* What is needed: Any picture among the records should be left out, please; retype the rest exactly.

-- start Given entries --

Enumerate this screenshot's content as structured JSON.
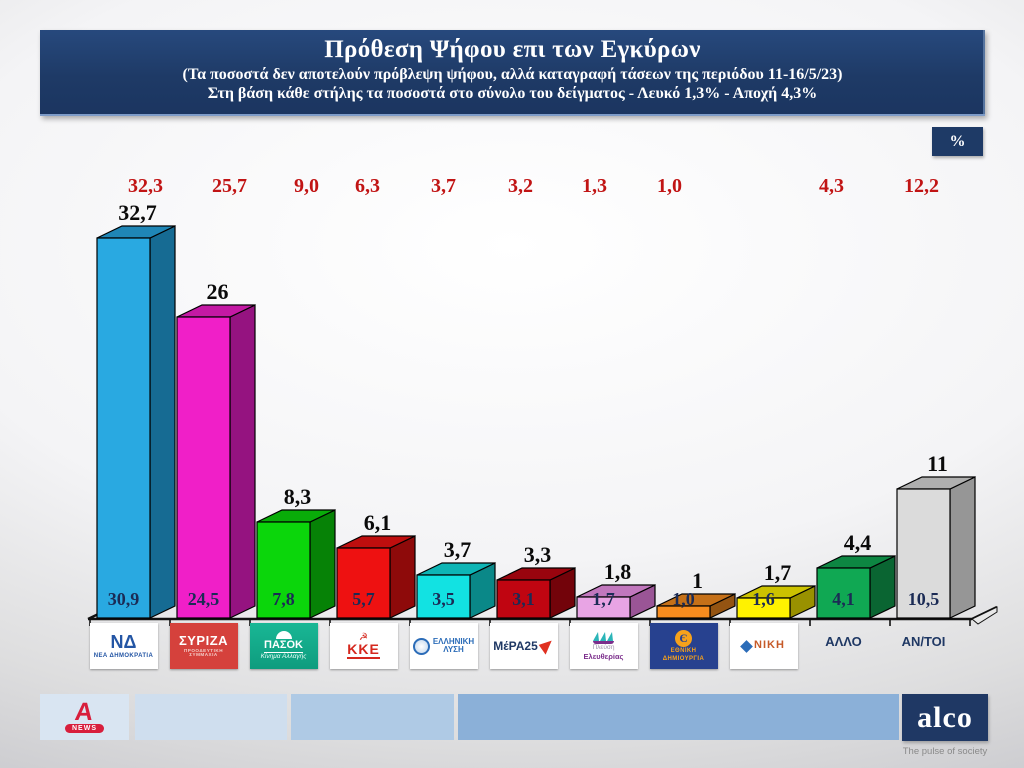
{
  "slide": {
    "title": "Πρόθεση Ψήφου επι των Εγκύρων",
    "subtitle1": "(Τα ποσοστά δεν αποτελούν πρόβλεψη ψήφου, αλλά καταγραφή τάσεων της περιόδου  11-16/5/23)",
    "subtitle2": "Στη βάση κάθε στήλης τα ποσοστά στο σύνολο του δείγματος - Λευκό 1,3% - Αποχή 4,3%",
    "unit_badge": "%"
  },
  "chart_data": {
    "type": "bar",
    "title": "Πρόθεση Ψήφου επι των Εγκύρων",
    "ylabel": "%",
    "ylim": [
      0,
      35
    ],
    "legend": "none",
    "categories": [
      "ΝΕΑ ΔΗΜΟΚΡΑΤΙΑ",
      "ΣΥΡΙΖΑ",
      "ΠΑΣΟΚ",
      "ΚΚΕ",
      "ΕΛΛΗΝΙΚΗ ΛΥΣΗ",
      "ΜέΡΑ25",
      "ΠΛΕΥΣΗ ΕΛΕΥΘΕΡΙΑΣ",
      "ΕΘΝΙΚΗ ΔΗΜΙΟΥΡΓΙΑ",
      "ΝΙΚΗ",
      "ΑΛΛΟ",
      "ΑΝ/ΤΟΙ"
    ],
    "series": [
      {
        "name": "τιμή πάνω από τη στήλη",
        "values": [
          32.7,
          26,
          8.3,
          6.1,
          3.7,
          3.3,
          1.8,
          1,
          1.7,
          4.4,
          11
        ]
      },
      {
        "name": "τιμή μέσα στη στήλη (στο σύνολο του δείγματος)",
        "values": [
          30.9,
          24.5,
          7.8,
          5.7,
          3.5,
          3.1,
          1.7,
          1.0,
          1.6,
          4.1,
          10.5
        ]
      },
      {
        "name": "κόκκινη σειρά τιμών (πάνω γραμμή)",
        "values": [
          32.3,
          25.7,
          9.0,
          6.3,
          3.7,
          3.2,
          1.3,
          1.0,
          null,
          4.3,
          12.2
        ]
      }
    ],
    "parties": [
      {
        "id": "nd",
        "category": "ΝΕΑ ΔΗΜΟΚΡΑΤΙΑ",
        "top_label": "32,7",
        "inner_label": "30,9",
        "red_label": "32,3",
        "sample": 30.9,
        "front": "#29A9E1",
        "top": "#1F86B6",
        "side": "#166B93",
        "logo": {
          "kind": "nd",
          "main": "ΝΔ",
          "sub": "ΝΕΑ ΔΗΜΟΚΡΑΤΙΑ"
        }
      },
      {
        "id": "syriza",
        "category": "ΣΥΡΙΖΑ",
        "top_label": "26",
        "inner_label": "24,5",
        "red_label": "25,7",
        "sample": 24.5,
        "front": "#F01FC8",
        "top": "#C419A4",
        "side": "#951380",
        "logo": {
          "kind": "syriza",
          "main": "ΣΥΡΙΖΑ",
          "sub": "ΠΡΟΟΔΕΥΤΙΚΗ ΣΥΜΜΑΧΙΑ"
        }
      },
      {
        "id": "pasok",
        "category": "ΠΑΣΟΚ",
        "top_label": "8,3",
        "inner_label": "7,8",
        "red_label": "9,0",
        "sample": 7.8,
        "front": "#0BD60B",
        "top": "#09AC09",
        "side": "#068206",
        "logo": {
          "kind": "pasok",
          "main": "ΠΑΣΟΚ",
          "sub": "Κίνημα Αλλαγής"
        }
      },
      {
        "id": "kke",
        "category": "ΚΚΕ",
        "top_label": "6,1",
        "inner_label": "5,7",
        "red_label": "6,3",
        "sample": 5.7,
        "front": "#EE1111",
        "top": "#BE0E0E",
        "side": "#8E0A0A",
        "logo": {
          "kind": "kke",
          "main": "ΚΚΕ",
          "icon_char": "☭"
        }
      },
      {
        "id": "el",
        "category": "ΕΛΛΗΝΙΚΗ ΛΥΣΗ",
        "top_label": "3,7",
        "inner_label": "3,5",
        "red_label": "3,7",
        "sample": 3.5,
        "front": "#12E2E2",
        "top": "#0EB5B5",
        "side": "#0A8888",
        "logo": {
          "kind": "el",
          "main": "ΕΛΛΗΝΙΚΗ",
          "sub": "ΛΥΣΗ"
        }
      },
      {
        "id": "mera",
        "category": "ΜέΡΑ25",
        "top_label": "3,3",
        "inner_label": "3,1",
        "red_label": "3,2",
        "sample": 3.1,
        "front": "#C00511",
        "top": "#99040E",
        "side": "#73030A",
        "logo": {
          "kind": "mera",
          "main": "ΜέΡΑ25"
        }
      },
      {
        "id": "plefsi",
        "category": "ΠΛΕΥΣΗ ΕΛΕΥΘΕΡΙΑΣ",
        "top_label": "1,8",
        "inner_label": "1,7",
        "red_label": "1,3",
        "sample": 1.7,
        "front": "#E8A4E4",
        "top": "#C177BD",
        "side": "#9A5596",
        "logo": {
          "kind": "plefsi",
          "main": "Πλεύση",
          "sub": "Ελευθερίας"
        }
      },
      {
        "id": "ethniki",
        "category": "ΕΘΝΙΚΗ ΔΗΜΙΟΥΡΓΙΑ",
        "top_label": "1",
        "inner_label": "1,0",
        "red_label": "1,0",
        "sample": 1.0,
        "front": "#F78C1E",
        "top": "#C57018",
        "side": "#945412",
        "logo": {
          "kind": "ethniki",
          "main": "ΕΘΝΙΚΗ",
          "sub": "ΔΗΜΙΟΥΡΓΙΑ",
          "icon_char": "Є"
        }
      },
      {
        "id": "niki",
        "category": "ΝΙΚΗ",
        "top_label": "1,7",
        "inner_label": "1,6",
        "red_label": null,
        "sample": 1.6,
        "front": "#FFF200",
        "top": "#CCC200",
        "side": "#999100",
        "logo": {
          "kind": "niki",
          "main": "ΝΙΚΗ"
        }
      },
      {
        "id": "allo",
        "category": "ΑΛΛΟ",
        "top_label": "4,4",
        "inner_label": "4,1",
        "red_label": "4,3",
        "sample": 4.1,
        "front": "#10A853",
        "top": "#0D8642",
        "side": "#0A6532",
        "logo": {
          "kind": "text",
          "main": "ΑΛΛΟ"
        }
      },
      {
        "id": "antoi",
        "category": "ΑΝ/ΤΟΙ",
        "top_label": "11",
        "inner_label": "10,5",
        "red_label": "12,2",
        "sample": 10.5,
        "front": "#DBDBDB",
        "top": "#AFAFAF",
        "side": "#969696",
        "logo": {
          "kind": "text",
          "main": "ΑΝ/ΤΟΙ"
        }
      }
    ]
  },
  "footer": {
    "alpha_letter": "A",
    "alpha_news_label": "NEWS",
    "alco_name": "alco",
    "alco_tagline": "The pulse of society"
  }
}
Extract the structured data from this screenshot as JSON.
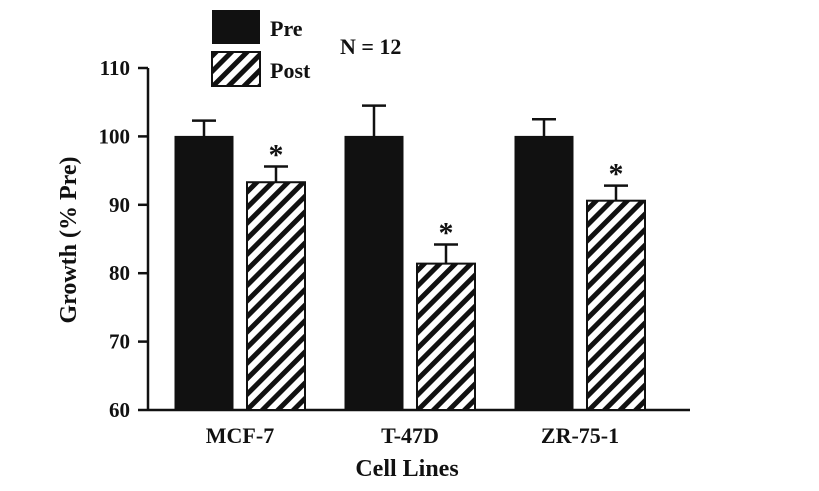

-- end Given entries --

* Complete response:
Enumerate this screenshot's content as structured JSON.
{
  "slide": {
    "title": "Πρόθεση Ψήφου επι των Εγκύρων",
    "subtitle1": "(Τα ποσοστά δεν αποτελούν πρόβλεψη ψήφου, αλλά καταγραφή τάσεων της περιόδου  11-16/5/23)",
    "subtitle2": "Στη βάση κάθε στήλης τα ποσοστά στο σύνολο του δείγματος - Λευκό 1,3% - Αποχή 4,3%",
    "unit_badge": "%"
  },
  "chart_data": {
    "type": "bar",
    "title": "Πρόθεση Ψήφου επι των Εγκύρων",
    "ylabel": "%",
    "ylim": [
      0,
      35
    ],
    "legend": "none",
    "categories": [
      "ΝΕΑ ΔΗΜΟΚΡΑΤΙΑ",
      "ΣΥΡΙΖΑ",
      "ΠΑΣΟΚ",
      "ΚΚΕ",
      "ΕΛΛΗΝΙΚΗ ΛΥΣΗ",
      "ΜέΡΑ25",
      "ΠΛΕΥΣΗ ΕΛΕΥΘΕΡΙΑΣ",
      "ΕΘΝΙΚΗ ΔΗΜΙΟΥΡΓΙΑ",
      "ΝΙΚΗ",
      "ΑΛΛΟ",
      "ΑΝ/ΤΟΙ"
    ],
    "series": [
      {
        "name": "τιμή πάνω από τη στήλη",
        "values": [
          32.7,
          26,
          8.3,
          6.1,
          3.7,
          3.3,
          1.8,
          1,
          1.7,
          4.4,
          11
        ]
      },
      {
        "name": "τιμή μέσα στη στήλη (στο σύνολο του δείγματος)",
        "values": [
          30.9,
          24.5,
          7.8,
          5.7,
          3.5,
          3.1,
          1.7,
          1.0,
          1.6,
          4.1,
          10.5
        ]
      },
      {
        "name": "κόκκινη σειρά τιμών (πάνω γραμμή)",
        "values": [
          32.3,
          25.7,
          9.0,
          6.3,
          3.7,
          3.2,
          1.3,
          1.0,
          null,
          4.3,
          12.2
        ]
      }
    ],
    "parties": [
      {
        "id": "nd",
        "category": "ΝΕΑ ΔΗΜΟΚΡΑΤΙΑ",
        "top_label": "32,7",
        "inner_label": "30,9",
        "red_label": "32,3",
        "sample": 30.9,
        "front": "#29A9E1",
        "top": "#1F86B6",
        "side": "#166B93",
        "logo": {
          "kind": "nd",
          "main": "ΝΔ",
          "sub": "ΝΕΑ ΔΗΜΟΚΡΑΤΙΑ"
        }
      },
      {
        "id": "syriza",
        "category": "ΣΥΡΙΖΑ",
        "top_label": "26",
        "inner_label": "24,5",
        "red_label": "25,7",
        "sample": 24.5,
        "front": "#F01FC8",
        "top": "#C419A4",
        "side": "#951380",
        "logo": {
          "kind": "syriza",
          "main": "ΣΥΡΙΖΑ",
          "sub": "ΠΡΟΟΔΕΥΤΙΚΗ ΣΥΜΜΑΧΙΑ"
        }
      },
      {
        "id": "pasok",
        "category": "ΠΑΣΟΚ",
        "top_label": "8,3",
        "inner_label": "7,8",
        "red_label": "9,0",
        "sample": 7.8,
        "front": "#0BD60B",
        "top": "#09AC09",
        "side": "#068206",
        "logo": {
          "kind": "pasok",
          "main": "ΠΑΣΟΚ",
          "sub": "Κίνημα Αλλαγής"
        }
      },
      {
        "id": "kke",
        "category": "ΚΚΕ",
        "top_label": "6,1",
        "inner_label": "5,7",
        "red_label": "6,3",
        "sample": 5.7,
        "front": "#EE1111",
        "top": "#BE0E0E",
        "side": "#8E0A0A",
        "logo": {
          "kind": "kke",
          "main": "ΚΚΕ",
          "icon_char": "☭"
        }
      },
      {
        "id": "el",
        "category": "ΕΛΛΗΝΙΚΗ ΛΥΣΗ",
        "top_label": "3,7",
        "inner_label": "3,5",
        "red_label": "3,7",
        "sample": 3.5,
        "front": "#12E2E2",
        "top": "#0EB5B5",
        "side": "#0A8888",
        "logo": {
          "kind": "el",
          "main": "ΕΛΛΗΝΙΚΗ",
          "sub": "ΛΥΣΗ"
        }
      },
      {
        "id": "mera",
        "category": "ΜέΡΑ25",
        "top_label": "3,3",
        "inner_label": "3,1",
        "red_label": "3,2",
        "sample": 3.1,
        "front": "#C00511",
        "top": "#99040E",
        "side": "#73030A",
        "logo": {
          "kind": "mera",
          "main": "ΜέΡΑ25"
        }
      },
      {
        "id": "plefsi",
        "category": "ΠΛΕΥΣΗ ΕΛΕΥΘΕΡΙΑΣ",
        "top_label": "1,8",
        "inner_label": "1,7",
        "red_label": "1,3",
        "sample": 1.7,
        "front": "#E8A4E4",
        "top": "#C177BD",
        "side": "#9A5596",
        "logo": {
          "kind": "plefsi",
          "main": "Πλεύση",
          "sub": "Ελευθερίας"
        }
      },
      {
        "id": "ethniki",
        "category": "ΕΘΝΙΚΗ ΔΗΜΙΟΥΡΓΙΑ",
        "top_label": "1",
        "inner_label": "1,0",
        "red_label": "1,0",
        "sample": 1.0,
        "front": "#F78C1E",
        "top": "#C57018",
        "side": "#945412",
        "logo": {
          "kind": "ethniki",
          "main": "ΕΘΝΙΚΗ",
          "sub": "ΔΗΜΙΟΥΡΓΙΑ",
          "icon_char": "Є"
        }
      },
      {
        "id": "niki",
        "category": "ΝΙΚΗ",
        "top_label": "1,7",
        "inner_label": "1,6",
        "red_label": null,
        "sample": 1.6,
        "front": "#FFF200",
        "top": "#CCC200",
        "side": "#999100",
        "logo": {
          "kind": "niki",
          "main": "ΝΙΚΗ"
        }
      },
      {
        "id": "allo",
        "category": "ΑΛΛΟ",
        "top_label": "4,4",
        "inner_label": "4,1",
        "red_label": "4,3",
        "sample": 4.1,
        "front": "#10A853",
        "top": "#0D8642",
        "side": "#0A6532",
        "logo": {
          "kind": "text",
          "main": "ΑΛΛΟ"
        }
      },
      {
        "id": "antoi",
        "category": "ΑΝ/ΤΟΙ",
        "top_label": "11",
        "inner_label": "10,5",
        "red_label": "12,2",
        "sample": 10.5,
        "front": "#DBDBDB",
        "top": "#AFAFAF",
        "side": "#969696",
        "logo": {
          "kind": "text",
          "main": "ΑΝ/ΤΟΙ"
        }
      }
    ]
  },
  "footer": {
    "alpha_letter": "A",
    "alpha_news_label": "NEWS",
    "alco_name": "alco",
    "alco_tagline": "The pulse of society"
  }
}
Extract the structured data from this screenshot as JSON.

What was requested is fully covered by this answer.